Goal: Scan the listing below for the word "JSON" and state how many lines hold it. Write nothing but the number.
====== Records for processing
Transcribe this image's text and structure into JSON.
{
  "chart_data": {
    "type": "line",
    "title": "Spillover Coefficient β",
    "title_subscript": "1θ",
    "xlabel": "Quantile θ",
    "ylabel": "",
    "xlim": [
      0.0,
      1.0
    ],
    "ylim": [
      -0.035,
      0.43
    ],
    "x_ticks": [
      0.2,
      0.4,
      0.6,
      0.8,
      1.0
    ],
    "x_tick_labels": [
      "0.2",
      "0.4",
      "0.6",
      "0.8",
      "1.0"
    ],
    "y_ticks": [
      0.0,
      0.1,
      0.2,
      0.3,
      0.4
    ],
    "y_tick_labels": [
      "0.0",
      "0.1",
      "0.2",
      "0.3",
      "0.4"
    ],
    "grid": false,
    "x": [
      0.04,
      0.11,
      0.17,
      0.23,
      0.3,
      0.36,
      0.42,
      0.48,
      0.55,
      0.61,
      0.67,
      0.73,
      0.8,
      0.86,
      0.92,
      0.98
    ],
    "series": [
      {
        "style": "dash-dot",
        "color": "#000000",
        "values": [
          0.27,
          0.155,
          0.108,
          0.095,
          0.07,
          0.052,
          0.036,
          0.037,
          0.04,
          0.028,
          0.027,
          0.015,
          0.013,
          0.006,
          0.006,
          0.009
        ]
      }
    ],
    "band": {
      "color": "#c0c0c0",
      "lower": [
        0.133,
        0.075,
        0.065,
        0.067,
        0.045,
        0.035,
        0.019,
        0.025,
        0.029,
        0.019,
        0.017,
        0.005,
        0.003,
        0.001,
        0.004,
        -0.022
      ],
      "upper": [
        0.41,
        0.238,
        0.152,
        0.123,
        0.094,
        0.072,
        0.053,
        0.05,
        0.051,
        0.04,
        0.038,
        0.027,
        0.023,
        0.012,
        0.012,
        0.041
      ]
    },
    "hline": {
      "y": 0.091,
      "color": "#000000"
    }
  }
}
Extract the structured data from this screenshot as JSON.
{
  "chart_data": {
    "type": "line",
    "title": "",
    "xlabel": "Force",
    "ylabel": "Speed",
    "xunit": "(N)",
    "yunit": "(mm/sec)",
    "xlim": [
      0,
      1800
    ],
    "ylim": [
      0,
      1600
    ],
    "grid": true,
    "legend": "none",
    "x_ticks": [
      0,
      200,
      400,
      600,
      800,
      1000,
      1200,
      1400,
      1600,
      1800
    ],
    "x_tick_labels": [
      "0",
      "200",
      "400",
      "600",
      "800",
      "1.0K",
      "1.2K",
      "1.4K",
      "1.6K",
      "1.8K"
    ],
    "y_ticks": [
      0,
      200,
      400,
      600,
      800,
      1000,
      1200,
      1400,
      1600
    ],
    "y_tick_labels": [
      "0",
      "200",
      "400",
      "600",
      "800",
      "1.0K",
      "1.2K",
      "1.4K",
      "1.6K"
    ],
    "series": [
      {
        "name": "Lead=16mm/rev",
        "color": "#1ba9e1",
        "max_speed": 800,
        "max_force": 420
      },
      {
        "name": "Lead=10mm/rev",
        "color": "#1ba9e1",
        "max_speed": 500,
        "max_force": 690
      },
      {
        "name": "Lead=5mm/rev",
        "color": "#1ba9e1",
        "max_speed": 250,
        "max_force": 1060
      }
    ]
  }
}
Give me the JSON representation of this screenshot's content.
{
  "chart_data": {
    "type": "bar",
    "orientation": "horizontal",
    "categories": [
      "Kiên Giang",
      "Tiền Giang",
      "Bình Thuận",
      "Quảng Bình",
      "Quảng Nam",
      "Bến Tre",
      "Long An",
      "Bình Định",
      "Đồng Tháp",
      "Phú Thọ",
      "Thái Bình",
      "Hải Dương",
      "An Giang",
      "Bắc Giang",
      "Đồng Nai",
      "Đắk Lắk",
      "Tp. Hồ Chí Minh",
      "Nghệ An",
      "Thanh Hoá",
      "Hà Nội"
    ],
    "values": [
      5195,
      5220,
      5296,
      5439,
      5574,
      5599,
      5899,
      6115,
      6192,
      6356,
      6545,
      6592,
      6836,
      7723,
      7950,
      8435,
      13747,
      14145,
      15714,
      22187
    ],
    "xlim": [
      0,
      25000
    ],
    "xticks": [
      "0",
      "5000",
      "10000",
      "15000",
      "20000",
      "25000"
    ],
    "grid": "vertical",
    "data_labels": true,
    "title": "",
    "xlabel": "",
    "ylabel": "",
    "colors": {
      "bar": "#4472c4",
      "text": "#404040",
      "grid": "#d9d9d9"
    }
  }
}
============
Worked solution: 3